Set problem ▸
Return each line containing the string "this".

[Dataset records]

--------

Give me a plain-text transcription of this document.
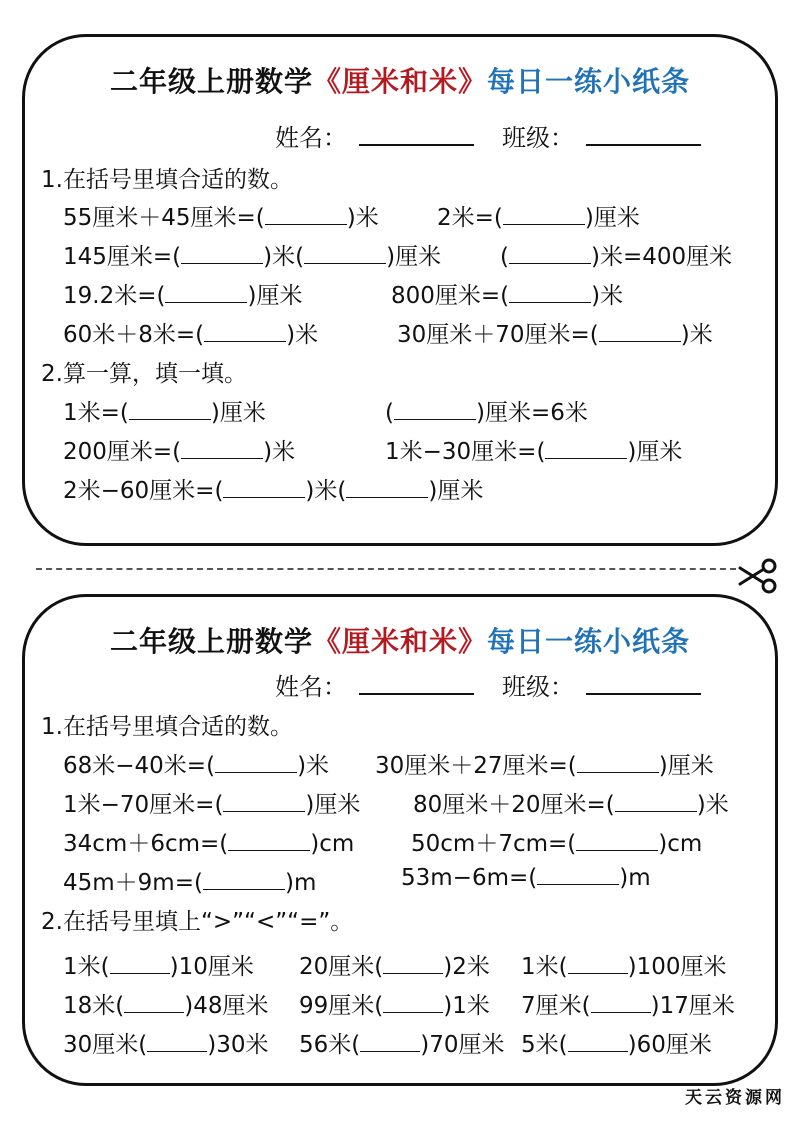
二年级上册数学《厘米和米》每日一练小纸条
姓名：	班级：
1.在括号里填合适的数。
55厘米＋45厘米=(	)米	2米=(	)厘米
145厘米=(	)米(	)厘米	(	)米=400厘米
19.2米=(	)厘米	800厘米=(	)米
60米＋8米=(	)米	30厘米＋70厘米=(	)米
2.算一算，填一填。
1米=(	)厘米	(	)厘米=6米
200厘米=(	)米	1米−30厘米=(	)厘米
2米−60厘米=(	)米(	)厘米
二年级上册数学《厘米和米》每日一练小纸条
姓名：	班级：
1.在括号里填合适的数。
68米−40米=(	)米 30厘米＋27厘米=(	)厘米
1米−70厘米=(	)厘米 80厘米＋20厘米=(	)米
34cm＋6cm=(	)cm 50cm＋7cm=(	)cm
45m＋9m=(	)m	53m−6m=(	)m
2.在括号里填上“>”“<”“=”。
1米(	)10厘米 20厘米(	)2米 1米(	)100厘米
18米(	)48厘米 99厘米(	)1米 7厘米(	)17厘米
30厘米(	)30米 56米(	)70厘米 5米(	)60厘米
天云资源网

--------

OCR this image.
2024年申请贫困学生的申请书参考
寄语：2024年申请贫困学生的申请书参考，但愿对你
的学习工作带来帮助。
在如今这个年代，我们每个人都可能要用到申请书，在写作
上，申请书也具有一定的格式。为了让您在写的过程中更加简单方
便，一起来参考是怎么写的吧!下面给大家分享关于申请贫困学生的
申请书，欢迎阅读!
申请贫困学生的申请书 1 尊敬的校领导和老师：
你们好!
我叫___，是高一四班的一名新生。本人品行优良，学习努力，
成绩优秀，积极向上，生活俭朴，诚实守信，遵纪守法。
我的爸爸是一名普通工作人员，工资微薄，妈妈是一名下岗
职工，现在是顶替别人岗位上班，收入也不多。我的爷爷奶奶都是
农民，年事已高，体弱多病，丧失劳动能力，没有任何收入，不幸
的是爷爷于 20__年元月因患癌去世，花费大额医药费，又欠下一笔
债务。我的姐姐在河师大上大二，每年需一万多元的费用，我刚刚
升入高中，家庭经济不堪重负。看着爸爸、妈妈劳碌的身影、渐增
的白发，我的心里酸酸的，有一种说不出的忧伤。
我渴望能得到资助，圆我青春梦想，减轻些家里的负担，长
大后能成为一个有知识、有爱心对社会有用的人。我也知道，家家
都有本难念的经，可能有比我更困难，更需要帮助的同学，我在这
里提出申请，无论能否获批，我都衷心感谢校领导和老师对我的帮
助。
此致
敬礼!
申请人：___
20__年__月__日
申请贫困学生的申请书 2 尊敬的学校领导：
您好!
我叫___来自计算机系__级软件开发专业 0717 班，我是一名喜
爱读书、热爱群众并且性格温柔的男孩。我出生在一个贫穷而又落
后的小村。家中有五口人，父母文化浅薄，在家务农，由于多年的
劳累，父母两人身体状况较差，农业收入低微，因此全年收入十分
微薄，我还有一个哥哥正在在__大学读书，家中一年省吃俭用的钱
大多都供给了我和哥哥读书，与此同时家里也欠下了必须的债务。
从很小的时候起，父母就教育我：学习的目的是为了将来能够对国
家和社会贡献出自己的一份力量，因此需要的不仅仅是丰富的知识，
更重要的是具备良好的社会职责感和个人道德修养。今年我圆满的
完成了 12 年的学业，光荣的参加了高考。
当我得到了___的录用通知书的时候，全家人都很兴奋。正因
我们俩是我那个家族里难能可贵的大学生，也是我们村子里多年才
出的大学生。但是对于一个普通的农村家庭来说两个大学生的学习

--------

Problem solution ▸
Give me a plain-text transcription of this document.
OCR this image.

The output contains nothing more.